===== Data for processing =====

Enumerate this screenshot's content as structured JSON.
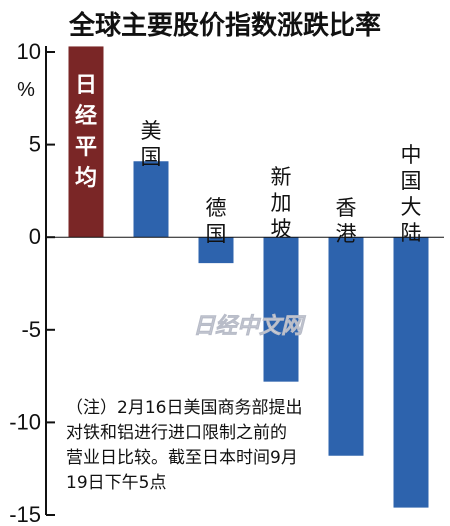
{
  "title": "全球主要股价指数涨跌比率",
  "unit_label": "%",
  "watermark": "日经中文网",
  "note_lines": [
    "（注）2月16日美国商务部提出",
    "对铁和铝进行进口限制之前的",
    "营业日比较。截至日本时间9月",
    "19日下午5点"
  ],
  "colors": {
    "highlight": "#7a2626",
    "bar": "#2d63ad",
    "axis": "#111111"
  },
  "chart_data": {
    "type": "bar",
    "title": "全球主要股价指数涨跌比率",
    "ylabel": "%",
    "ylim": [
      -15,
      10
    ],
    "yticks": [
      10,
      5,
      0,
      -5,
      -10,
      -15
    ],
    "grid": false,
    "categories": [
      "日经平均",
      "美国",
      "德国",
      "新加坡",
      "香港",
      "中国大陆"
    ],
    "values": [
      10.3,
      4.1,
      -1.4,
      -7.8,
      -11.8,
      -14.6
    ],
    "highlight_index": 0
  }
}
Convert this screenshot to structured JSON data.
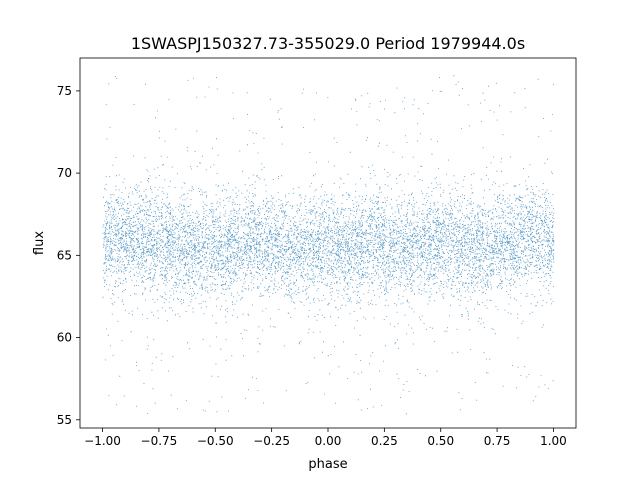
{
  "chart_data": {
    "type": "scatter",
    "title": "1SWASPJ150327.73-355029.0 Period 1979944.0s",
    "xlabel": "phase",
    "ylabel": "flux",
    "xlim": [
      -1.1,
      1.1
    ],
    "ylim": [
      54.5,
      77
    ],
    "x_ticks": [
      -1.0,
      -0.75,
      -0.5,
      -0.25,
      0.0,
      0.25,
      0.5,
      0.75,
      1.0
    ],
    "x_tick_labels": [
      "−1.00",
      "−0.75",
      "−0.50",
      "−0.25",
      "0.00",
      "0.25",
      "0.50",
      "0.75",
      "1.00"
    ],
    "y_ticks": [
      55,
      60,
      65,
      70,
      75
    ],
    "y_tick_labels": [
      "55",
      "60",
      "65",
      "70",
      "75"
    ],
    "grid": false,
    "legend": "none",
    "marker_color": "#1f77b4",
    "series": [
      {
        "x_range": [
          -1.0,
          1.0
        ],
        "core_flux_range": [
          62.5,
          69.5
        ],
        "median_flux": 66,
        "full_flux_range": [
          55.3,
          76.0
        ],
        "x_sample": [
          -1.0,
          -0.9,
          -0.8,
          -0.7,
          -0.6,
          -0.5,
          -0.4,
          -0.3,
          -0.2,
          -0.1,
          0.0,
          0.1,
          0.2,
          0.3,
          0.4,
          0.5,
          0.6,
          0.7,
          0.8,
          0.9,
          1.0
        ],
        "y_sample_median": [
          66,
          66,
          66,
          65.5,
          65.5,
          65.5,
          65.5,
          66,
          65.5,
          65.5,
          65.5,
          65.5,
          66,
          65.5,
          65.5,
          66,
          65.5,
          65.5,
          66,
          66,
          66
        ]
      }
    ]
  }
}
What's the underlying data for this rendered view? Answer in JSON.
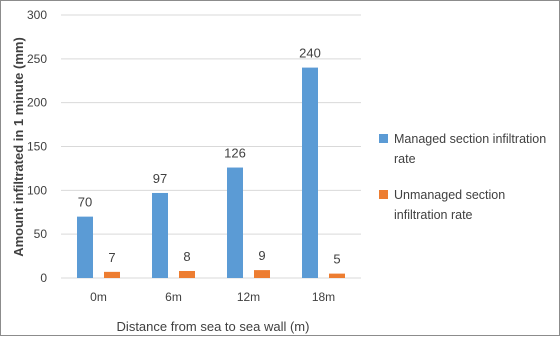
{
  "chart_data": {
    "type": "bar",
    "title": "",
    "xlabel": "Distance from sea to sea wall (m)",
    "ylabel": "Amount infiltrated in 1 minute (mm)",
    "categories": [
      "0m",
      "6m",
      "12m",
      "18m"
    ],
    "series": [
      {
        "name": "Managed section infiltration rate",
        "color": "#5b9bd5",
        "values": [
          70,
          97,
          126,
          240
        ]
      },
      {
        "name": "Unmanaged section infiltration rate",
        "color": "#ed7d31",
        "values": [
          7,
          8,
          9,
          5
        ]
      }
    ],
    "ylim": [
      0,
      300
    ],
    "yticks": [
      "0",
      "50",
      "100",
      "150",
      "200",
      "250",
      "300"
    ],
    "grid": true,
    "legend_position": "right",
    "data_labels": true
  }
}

=====

Work required: The material above holds pictures; copy everything else in it exactly.

Task output:
Enumerate this screenshot's content as structured JSON.
{
  "title": "全球主要股价指数涨跌比率",
  "unit_label": "%",
  "watermark": "日经中文网",
  "note_lines": [
    "（注）2月16日美国商务部提出",
    "对铁和铝进行进口限制之前的",
    "营业日比较。截至日本时间9月",
    "19日下午5点"
  ],
  "colors": {
    "highlight": "#7a2626",
    "bar": "#2d63ad",
    "axis": "#111111"
  },
  "chart_data": {
    "type": "bar",
    "title": "全球主要股价指数涨跌比率",
    "ylabel": "%",
    "ylim": [
      -15,
      10
    ],
    "yticks": [
      10,
      5,
      0,
      -5,
      -10,
      -15
    ],
    "grid": false,
    "categories": [
      "日经平均",
      "美国",
      "德国",
      "新加坡",
      "香港",
      "中国大陆"
    ],
    "values": [
      10.3,
      4.1,
      -1.4,
      -7.8,
      -11.8,
      -14.6
    ],
    "highlight_index": 0
  }
}
Convert this screenshot to structured JSON data.
{
  "chart_data": {
    "type": "scatter",
    "title": "1SWASPJ150327.73-355029.0 Period 1979944.0s",
    "xlabel": "phase",
    "ylabel": "flux",
    "xlim": [
      -1.1,
      1.1
    ],
    "ylim": [
      54.5,
      77
    ],
    "x_ticks": [
      -1.0,
      -0.75,
      -0.5,
      -0.25,
      0.0,
      0.25,
      0.5,
      0.75,
      1.0
    ],
    "x_tick_labels": [
      "−1.00",
      "−0.75",
      "−0.50",
      "−0.25",
      "0.00",
      "0.25",
      "0.50",
      "0.75",
      "1.00"
    ],
    "y_ticks": [
      55,
      60,
      65,
      70,
      75
    ],
    "y_tick_labels": [
      "55",
      "60",
      "65",
      "70",
      "75"
    ],
    "grid": false,
    "legend": "none",
    "marker_color": "#1f77b4",
    "series": [
      {
        "x_range": [
          -1.0,
          1.0
        ],
        "core_flux_range": [
          62.5,
          69.5
        ],
        "median_flux": 66,
        "full_flux_range": [
          55.3,
          76.0
        ],
        "x_sample": [
          -1.0,
          -0.9,
          -0.8,
          -0.7,
          -0.6,
          -0.5,
          -0.4,
          -0.3,
          -0.2,
          -0.1,
          0.0,
          0.1,
          0.2,
          0.3,
          0.4,
          0.5,
          0.6,
          0.7,
          0.8,
          0.9,
          1.0
        ],
        "y_sample_median": [
          66,
          66,
          66,
          65.5,
          65.5,
          65.5,
          65.5,
          66,
          65.5,
          65.5,
          65.5,
          65.5,
          66,
          65.5,
          65.5,
          66,
          65.5,
          65.5,
          66,
          66,
          66
        ]
      }
    ]
  }
}
What's the underlying data for this rendered view? Answer in JSON.
{
  "chart_data": {
    "type": "bar",
    "title": "",
    "xlabel": "Distance from sea to sea wall (m)",
    "ylabel": "Amount infiltrated in 1 minute (mm)",
    "categories": [
      "0m",
      "6m",
      "12m",
      "18m"
    ],
    "series": [
      {
        "name": "Managed section infiltration rate",
        "color": "#5b9bd5",
        "values": [
          70,
          97,
          126,
          240
        ]
      },
      {
        "name": "Unmanaged section infiltration rate",
        "color": "#ed7d31",
        "values": [
          7,
          8,
          9,
          5
        ]
      }
    ],
    "ylim": [
      0,
      300
    ],
    "yticks": [
      "0",
      "50",
      "100",
      "150",
      "200",
      "250",
      "300"
    ],
    "grid": true,
    "legend_position": "right",
    "data_labels": true
  }
}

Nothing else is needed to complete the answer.